Given data ->
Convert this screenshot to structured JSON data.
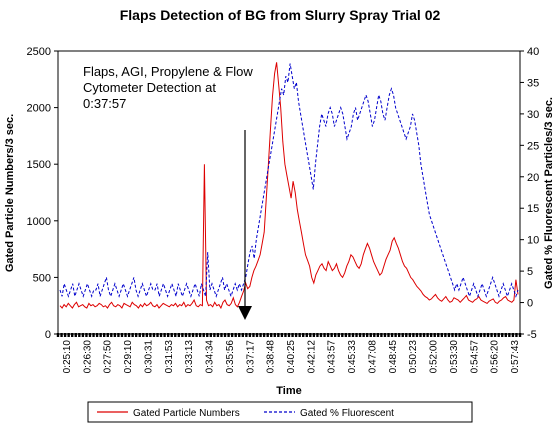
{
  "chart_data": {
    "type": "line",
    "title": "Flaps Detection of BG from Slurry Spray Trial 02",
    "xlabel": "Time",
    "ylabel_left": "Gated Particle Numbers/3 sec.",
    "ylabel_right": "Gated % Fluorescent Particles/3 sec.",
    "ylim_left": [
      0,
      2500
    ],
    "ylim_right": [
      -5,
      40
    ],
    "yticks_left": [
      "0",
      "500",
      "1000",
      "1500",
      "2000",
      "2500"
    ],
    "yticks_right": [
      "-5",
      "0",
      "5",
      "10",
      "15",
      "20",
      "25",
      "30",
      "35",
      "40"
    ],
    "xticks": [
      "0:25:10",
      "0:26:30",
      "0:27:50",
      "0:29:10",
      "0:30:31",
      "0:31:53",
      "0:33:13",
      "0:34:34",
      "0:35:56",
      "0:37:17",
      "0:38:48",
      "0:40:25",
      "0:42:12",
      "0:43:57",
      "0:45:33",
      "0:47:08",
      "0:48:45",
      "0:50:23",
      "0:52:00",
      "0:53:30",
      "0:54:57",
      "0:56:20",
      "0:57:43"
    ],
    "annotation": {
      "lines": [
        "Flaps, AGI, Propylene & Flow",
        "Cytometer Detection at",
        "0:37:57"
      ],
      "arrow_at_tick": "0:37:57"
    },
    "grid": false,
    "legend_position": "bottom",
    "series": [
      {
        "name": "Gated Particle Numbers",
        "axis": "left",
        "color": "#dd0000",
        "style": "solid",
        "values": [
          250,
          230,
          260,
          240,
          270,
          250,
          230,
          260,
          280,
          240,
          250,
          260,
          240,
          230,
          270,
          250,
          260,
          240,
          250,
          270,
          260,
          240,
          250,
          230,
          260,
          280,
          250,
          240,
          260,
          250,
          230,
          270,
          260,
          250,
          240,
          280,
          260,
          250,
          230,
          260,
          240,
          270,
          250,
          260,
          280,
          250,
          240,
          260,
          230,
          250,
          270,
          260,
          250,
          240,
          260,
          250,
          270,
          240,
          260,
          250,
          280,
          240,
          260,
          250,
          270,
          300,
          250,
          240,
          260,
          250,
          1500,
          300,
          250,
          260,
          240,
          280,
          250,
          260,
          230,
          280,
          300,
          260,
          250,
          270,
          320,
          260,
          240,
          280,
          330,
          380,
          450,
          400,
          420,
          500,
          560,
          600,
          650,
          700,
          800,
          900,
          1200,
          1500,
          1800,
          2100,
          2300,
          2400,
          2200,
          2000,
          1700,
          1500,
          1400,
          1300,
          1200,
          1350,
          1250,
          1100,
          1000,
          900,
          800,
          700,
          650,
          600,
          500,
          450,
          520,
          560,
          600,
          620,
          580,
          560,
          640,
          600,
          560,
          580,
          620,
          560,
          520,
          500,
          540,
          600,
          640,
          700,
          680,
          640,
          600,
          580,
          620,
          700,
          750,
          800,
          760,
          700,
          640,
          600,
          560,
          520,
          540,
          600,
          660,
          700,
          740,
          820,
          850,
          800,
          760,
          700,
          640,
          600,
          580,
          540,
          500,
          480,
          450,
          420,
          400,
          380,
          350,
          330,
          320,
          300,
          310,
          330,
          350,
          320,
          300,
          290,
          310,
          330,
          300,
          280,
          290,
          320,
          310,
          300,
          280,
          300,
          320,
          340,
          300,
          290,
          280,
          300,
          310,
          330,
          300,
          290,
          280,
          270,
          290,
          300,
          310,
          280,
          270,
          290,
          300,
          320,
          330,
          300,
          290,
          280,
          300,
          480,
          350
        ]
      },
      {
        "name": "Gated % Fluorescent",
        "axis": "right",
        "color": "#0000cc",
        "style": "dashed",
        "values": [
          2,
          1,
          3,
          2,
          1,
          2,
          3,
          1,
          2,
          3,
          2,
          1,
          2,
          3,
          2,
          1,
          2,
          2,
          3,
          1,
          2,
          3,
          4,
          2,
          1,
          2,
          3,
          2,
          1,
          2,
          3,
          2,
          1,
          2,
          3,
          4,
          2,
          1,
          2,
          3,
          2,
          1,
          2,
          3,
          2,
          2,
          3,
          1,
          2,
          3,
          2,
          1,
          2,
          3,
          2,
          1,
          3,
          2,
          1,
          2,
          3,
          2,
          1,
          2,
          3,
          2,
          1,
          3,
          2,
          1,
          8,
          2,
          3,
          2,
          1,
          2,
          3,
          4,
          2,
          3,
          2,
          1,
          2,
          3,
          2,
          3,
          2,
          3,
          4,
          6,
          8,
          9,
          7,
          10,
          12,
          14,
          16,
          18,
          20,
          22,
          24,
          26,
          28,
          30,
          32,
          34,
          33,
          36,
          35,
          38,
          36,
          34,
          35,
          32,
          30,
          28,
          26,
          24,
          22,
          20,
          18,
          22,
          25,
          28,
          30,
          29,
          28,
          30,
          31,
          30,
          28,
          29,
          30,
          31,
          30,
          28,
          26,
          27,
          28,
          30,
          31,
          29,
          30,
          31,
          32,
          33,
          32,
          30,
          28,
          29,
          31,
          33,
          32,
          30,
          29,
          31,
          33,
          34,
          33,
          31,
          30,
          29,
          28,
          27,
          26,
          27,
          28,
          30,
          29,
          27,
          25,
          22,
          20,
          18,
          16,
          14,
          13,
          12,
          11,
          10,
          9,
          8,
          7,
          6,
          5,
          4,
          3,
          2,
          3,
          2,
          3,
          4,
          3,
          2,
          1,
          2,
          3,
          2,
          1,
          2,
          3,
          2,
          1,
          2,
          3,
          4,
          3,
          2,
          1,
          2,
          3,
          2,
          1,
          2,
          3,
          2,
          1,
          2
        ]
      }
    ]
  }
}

* * *

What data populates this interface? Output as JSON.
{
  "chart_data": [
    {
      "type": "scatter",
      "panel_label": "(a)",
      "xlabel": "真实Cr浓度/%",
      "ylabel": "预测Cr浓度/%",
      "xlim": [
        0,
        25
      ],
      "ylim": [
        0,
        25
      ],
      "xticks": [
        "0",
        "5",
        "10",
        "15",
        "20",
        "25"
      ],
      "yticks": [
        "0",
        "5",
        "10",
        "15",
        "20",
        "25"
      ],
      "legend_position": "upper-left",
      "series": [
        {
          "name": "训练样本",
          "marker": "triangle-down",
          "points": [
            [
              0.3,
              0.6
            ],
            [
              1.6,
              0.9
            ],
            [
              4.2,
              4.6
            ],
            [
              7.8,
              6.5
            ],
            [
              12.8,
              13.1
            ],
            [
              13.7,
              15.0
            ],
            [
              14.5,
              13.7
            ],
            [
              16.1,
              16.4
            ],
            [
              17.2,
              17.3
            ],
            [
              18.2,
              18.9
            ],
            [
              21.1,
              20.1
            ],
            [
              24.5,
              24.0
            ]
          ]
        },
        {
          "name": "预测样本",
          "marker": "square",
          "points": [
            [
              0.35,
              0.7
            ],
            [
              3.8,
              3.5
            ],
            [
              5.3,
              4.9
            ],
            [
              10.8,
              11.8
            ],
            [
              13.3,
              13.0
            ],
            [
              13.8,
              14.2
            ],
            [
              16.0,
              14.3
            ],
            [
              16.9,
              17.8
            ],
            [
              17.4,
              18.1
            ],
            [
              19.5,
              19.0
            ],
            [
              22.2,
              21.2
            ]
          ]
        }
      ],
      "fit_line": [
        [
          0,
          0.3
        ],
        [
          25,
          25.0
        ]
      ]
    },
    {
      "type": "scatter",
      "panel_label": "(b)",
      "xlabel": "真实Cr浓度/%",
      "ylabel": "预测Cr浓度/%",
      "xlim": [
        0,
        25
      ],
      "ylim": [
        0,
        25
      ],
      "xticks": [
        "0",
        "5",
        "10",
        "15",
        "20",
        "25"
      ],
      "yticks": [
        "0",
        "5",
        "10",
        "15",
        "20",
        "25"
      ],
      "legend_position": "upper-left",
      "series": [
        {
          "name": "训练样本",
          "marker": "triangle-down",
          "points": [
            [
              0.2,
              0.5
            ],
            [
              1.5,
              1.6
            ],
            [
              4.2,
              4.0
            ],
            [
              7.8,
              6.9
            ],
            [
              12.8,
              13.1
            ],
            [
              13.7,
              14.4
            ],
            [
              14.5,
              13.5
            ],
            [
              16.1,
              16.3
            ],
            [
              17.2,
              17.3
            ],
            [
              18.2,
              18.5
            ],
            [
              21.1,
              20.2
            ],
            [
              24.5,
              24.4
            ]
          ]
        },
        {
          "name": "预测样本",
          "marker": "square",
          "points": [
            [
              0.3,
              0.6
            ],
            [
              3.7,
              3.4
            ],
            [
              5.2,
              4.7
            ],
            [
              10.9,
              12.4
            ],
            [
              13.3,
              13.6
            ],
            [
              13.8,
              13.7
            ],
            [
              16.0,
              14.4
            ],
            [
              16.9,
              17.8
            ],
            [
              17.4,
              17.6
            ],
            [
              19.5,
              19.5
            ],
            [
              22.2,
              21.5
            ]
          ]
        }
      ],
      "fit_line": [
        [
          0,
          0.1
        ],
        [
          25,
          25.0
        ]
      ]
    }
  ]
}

Instructions for the task ->
From the listing, copy every line where the string "Fluorescent" appears.

Response for this exercise ->
    "ylabel_right": "Gated % Fluorescent Particles/3 sec.",
        "name": "Gated % Fluorescent",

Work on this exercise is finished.